RECORDS PROVIDED:
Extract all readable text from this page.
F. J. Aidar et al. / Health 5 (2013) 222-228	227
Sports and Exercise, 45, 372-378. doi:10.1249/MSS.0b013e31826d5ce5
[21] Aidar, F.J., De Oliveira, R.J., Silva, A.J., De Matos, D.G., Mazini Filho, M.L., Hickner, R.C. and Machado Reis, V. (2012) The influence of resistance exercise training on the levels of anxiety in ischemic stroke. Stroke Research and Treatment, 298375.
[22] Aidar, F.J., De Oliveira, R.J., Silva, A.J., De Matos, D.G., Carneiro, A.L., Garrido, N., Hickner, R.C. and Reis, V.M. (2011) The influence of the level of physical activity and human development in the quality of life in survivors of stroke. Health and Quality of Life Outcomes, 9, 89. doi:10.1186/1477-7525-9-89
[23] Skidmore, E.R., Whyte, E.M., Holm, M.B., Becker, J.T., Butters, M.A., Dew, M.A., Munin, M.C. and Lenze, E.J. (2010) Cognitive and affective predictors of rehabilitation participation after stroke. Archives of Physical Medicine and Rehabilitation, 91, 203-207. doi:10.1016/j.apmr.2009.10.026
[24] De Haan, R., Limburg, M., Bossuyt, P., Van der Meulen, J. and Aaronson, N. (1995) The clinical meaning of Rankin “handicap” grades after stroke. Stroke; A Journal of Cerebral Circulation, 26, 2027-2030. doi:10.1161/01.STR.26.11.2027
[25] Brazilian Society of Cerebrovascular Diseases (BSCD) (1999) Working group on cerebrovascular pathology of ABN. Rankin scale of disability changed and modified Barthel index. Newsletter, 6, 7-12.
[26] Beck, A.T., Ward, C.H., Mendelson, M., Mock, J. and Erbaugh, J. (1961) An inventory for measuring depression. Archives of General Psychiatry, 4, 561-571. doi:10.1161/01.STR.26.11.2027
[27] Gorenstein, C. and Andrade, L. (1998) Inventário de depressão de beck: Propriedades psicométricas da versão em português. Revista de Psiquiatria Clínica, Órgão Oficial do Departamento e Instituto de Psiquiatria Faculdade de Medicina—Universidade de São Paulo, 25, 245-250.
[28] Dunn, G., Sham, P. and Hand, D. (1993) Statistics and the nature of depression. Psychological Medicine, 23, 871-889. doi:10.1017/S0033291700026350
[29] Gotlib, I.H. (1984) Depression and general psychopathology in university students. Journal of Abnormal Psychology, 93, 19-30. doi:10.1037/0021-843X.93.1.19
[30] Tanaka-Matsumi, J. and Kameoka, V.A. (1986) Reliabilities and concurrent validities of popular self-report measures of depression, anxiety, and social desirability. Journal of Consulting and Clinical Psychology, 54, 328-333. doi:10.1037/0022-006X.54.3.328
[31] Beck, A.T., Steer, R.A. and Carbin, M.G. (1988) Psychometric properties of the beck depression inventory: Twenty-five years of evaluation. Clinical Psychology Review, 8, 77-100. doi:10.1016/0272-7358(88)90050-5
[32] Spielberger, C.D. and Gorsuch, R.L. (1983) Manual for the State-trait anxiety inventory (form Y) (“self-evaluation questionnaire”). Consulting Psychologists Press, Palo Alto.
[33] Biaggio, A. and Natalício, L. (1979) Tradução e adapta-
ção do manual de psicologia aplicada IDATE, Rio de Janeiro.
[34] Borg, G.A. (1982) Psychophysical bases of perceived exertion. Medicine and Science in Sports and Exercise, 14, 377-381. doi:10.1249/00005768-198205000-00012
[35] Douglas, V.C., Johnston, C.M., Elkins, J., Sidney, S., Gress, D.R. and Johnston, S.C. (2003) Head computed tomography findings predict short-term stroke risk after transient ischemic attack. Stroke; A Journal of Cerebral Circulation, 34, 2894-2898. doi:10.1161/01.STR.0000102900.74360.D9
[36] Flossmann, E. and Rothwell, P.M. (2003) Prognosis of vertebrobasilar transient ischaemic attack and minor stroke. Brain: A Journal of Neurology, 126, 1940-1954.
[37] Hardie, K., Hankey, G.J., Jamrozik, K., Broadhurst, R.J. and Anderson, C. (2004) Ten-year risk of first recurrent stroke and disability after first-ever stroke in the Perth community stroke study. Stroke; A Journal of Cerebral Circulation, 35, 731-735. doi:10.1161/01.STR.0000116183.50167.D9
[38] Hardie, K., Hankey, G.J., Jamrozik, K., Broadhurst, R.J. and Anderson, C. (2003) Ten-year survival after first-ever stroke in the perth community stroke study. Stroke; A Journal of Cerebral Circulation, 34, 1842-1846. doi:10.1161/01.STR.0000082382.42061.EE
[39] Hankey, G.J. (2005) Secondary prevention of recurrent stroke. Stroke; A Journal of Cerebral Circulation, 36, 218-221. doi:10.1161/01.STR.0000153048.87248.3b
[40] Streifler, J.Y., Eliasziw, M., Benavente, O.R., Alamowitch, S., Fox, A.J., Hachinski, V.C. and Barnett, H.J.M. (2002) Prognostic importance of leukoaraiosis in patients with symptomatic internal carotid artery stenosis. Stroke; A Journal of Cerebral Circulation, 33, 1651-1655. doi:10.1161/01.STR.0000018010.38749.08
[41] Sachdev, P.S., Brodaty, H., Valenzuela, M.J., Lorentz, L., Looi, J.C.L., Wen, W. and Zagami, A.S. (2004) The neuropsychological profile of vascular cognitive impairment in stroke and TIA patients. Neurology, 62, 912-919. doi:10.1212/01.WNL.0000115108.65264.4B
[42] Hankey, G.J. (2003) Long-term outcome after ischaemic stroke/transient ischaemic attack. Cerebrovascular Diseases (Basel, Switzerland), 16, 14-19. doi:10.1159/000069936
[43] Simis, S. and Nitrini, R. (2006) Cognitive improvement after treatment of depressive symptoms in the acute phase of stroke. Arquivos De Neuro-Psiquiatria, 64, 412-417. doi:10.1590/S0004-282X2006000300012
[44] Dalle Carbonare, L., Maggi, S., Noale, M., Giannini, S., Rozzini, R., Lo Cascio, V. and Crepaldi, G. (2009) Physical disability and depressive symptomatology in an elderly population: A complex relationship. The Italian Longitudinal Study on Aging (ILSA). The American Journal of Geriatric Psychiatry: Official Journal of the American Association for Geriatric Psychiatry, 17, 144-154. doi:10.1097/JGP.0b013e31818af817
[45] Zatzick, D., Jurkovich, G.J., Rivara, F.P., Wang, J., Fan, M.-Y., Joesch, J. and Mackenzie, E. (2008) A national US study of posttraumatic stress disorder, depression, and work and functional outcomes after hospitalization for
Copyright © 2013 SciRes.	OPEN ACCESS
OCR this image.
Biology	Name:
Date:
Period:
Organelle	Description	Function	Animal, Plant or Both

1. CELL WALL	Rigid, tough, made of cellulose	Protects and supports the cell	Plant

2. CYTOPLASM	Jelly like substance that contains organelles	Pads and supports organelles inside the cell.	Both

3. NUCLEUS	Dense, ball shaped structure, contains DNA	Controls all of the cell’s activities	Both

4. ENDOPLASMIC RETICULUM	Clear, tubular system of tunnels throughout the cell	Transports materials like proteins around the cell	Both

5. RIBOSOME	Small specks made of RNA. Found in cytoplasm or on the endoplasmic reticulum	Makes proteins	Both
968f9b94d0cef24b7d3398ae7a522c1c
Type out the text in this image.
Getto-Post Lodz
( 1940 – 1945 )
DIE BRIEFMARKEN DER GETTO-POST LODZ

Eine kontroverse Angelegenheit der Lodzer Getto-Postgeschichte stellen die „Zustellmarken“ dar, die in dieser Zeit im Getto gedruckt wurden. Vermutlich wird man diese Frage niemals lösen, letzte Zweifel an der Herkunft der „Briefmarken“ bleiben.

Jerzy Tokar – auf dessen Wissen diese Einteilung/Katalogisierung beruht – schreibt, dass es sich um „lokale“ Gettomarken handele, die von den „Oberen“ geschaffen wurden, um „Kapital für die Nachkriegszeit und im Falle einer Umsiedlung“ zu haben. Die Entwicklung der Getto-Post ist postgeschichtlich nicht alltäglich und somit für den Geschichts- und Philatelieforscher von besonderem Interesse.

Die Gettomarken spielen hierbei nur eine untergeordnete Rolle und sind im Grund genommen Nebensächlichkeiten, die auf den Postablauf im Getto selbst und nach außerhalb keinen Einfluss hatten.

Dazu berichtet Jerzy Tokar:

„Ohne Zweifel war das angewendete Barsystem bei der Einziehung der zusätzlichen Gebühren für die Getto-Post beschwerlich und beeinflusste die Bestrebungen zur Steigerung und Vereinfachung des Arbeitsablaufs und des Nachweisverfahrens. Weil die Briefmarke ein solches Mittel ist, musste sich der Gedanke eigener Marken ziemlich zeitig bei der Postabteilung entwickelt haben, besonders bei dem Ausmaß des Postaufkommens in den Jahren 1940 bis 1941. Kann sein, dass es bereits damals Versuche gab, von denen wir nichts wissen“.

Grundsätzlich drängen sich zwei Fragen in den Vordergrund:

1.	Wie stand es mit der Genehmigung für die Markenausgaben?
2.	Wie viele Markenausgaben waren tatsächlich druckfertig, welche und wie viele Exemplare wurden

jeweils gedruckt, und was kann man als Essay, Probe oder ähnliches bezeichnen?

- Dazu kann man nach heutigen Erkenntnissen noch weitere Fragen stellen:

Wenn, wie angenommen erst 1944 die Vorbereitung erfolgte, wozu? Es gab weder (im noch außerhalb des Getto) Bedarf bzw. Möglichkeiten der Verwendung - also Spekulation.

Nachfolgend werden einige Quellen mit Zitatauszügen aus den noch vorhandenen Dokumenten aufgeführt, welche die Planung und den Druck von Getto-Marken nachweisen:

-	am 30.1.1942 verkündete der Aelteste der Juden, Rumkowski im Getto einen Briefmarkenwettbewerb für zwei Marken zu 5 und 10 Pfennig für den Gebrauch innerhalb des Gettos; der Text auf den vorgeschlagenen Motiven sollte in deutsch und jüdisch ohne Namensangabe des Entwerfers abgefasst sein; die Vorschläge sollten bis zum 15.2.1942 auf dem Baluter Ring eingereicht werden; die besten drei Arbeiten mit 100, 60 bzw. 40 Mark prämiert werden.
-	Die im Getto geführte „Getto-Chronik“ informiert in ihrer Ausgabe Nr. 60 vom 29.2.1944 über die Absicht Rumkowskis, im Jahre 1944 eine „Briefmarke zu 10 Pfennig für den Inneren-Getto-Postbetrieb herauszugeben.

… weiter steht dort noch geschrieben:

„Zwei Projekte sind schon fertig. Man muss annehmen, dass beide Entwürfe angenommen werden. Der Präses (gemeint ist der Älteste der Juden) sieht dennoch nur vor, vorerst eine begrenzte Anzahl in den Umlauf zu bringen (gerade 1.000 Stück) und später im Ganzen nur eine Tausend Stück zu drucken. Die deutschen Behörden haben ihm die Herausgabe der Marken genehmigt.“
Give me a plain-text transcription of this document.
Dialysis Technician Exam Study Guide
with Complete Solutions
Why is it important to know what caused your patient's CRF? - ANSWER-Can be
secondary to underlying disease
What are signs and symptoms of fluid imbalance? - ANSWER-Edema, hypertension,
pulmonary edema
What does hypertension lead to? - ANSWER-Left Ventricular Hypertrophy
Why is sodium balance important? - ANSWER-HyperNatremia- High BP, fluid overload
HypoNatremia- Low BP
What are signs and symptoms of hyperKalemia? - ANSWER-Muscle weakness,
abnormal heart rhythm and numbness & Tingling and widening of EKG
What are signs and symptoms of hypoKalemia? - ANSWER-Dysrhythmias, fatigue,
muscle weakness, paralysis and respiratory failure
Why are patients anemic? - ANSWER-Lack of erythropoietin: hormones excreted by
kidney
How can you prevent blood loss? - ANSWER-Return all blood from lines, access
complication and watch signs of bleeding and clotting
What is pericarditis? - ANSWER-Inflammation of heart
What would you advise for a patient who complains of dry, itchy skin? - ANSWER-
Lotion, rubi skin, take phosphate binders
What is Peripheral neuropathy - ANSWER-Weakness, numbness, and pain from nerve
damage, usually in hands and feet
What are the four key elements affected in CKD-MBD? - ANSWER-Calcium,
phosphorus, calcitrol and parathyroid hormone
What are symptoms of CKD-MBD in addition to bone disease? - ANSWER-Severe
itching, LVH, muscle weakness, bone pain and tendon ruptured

PROMPT: Starting at the line that contains "Give me a plain-text", retype each line through the last one in the records, both included, and add nothing.

EXPECTED ANSWER:
Give me a plain-text transcription of this document.
Dialysis Technician Exam Study Guide
with Complete Solutions
Why is it important to know what caused your patient's CRF? - ANSWER-Can be
secondary to underlying disease
What are signs and symptoms of fluid imbalance? - ANSWER-Edema, hypertension,
pulmonary edema
What does hypertension lead to? - ANSWER-Left Ventricular Hypertrophy
Why is sodium balance important? - ANSWER-HyperNatremia- High BP, fluid overload
HypoNatremia- Low BP
What are signs and symptoms of hyperKalemia? - ANSWER-Muscle weakness,
abnormal heart rhythm and numbness & Tingling and widening of EKG
What are signs and symptoms of hypoKalemia? - ANSWER-Dysrhythmias, fatigue,
muscle weakness, paralysis and respiratory failure
Why are patients anemic? - ANSWER-Lack of erythropoietin: hormones excreted by
kidney
How can you prevent blood loss? - ANSWER-Return all blood from lines, access
complication and watch signs of bleeding and clotting
What is pericarditis? - ANSWER-Inflammation of heart
What would you advise for a patient who complains of dry, itchy skin? - ANSWER-
Lotion, rubi skin, take phosphate binders
What is Peripheral neuropathy - ANSWER-Weakness, numbness, and pain from nerve
damage, usually in hands and feet
What are the four key elements affected in CKD-MBD? - ANSWER-Calcium,
phosphorus, calcitrol and parathyroid hormone
What are symptoms of CKD-MBD in addition to bone disease? - ANSWER-Severe
itching, LVH, muscle weakness, bone pain and tendon ruptured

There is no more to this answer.